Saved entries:
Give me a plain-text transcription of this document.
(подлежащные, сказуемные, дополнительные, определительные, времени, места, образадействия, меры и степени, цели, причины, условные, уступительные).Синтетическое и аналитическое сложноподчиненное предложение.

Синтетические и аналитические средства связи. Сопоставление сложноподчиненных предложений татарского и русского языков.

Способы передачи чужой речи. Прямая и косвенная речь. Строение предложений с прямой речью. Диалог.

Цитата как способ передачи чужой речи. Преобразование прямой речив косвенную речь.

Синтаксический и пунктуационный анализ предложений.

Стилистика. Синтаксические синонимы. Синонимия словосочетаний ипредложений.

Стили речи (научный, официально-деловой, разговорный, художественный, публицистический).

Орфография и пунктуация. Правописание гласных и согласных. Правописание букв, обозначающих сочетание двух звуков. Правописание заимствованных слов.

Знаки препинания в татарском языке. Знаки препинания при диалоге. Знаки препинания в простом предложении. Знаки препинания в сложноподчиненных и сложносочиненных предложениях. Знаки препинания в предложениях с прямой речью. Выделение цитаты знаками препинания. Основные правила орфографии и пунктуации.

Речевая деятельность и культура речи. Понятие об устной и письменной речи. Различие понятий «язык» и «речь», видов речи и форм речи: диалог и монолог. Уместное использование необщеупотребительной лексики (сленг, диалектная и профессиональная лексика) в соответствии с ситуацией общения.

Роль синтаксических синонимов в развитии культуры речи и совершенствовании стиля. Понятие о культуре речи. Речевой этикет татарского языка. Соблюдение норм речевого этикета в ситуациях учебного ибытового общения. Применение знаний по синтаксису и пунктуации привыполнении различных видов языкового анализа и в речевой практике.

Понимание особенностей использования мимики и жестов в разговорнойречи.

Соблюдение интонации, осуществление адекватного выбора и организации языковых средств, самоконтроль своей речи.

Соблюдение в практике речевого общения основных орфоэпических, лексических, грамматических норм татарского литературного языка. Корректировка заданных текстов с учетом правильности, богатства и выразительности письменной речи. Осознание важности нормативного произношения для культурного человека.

▶ [PROBLEM TO SOLVE]:
Each entry above is to be set down again in exactly the same words.

▶ [TASK ANSWER]:
Give me a plain-text transcription of this document.
(подлежащные, сказуемные, дополнительные, определительные, времени, места, образадействия, меры и степени, цели, причины, условные, уступительные).Синтетическое и аналитическое сложноподчиненное предложение.

Синтетические и аналитические средства связи. Сопоставление сложноподчиненных предложений татарского и русского языков.

Способы передачи чужой речи. Прямая и косвенная речь. Строение предложений с прямой речью. Диалог.

Цитата как способ передачи чужой речи. Преобразование прямой речив косвенную речь.

Синтаксический и пунктуационный анализ предложений.

Стилистика. Синтаксические синонимы. Синонимия словосочетаний ипредложений.

Стили речи (научный, официально-деловой, разговорный, художественный, публицистический).

Орфография и пунктуация. Правописание гласных и согласных. Правописание букв, обозначающих сочетание двух звуков. Правописание заимствованных слов.

Знаки препинания в татарском языке. Знаки препинания при диалоге. Знаки препинания в простом предложении. Знаки препинания в сложноподчиненных и сложносочиненных предложениях. Знаки препинания в предложениях с прямой речью. Выделение цитаты знаками препинания. Основные правила орфографии и пунктуации.

Речевая деятельность и культура речи. Понятие об устной и письменной речи. Различие понятий «язык» и «речь», видов речи и форм речи: диалог и монолог. Уместное использование необщеупотребительной лексики (сленг, диалектная и профессиональная лексика) в соответствии с ситуацией общения.

Роль синтаксических синонимов в развитии культуры речи и совершенствовании стиля. Понятие о культуре речи. Речевой этикет татарского языка. Соблюдение норм речевого этикета в ситуациях учебного ибытового общения. Применение знаний по синтаксису и пунктуации привыполнении различных видов языкового анализа и в речевой практике.

Понимание особенностей использования мимики и жестов в разговорнойречи.

Соблюдение интонации, осуществление адекватного выбора и организации языковых средств, самоконтроль своей речи.

Соблюдение в практике речевого общения основных орфоэпических, лексических, грамматических норм татарского литературного языка. Корректировка заданных текстов с учетом правильности, богатства и выразительности письменной речи. Осознание важности нормативного произношения для культурного человека.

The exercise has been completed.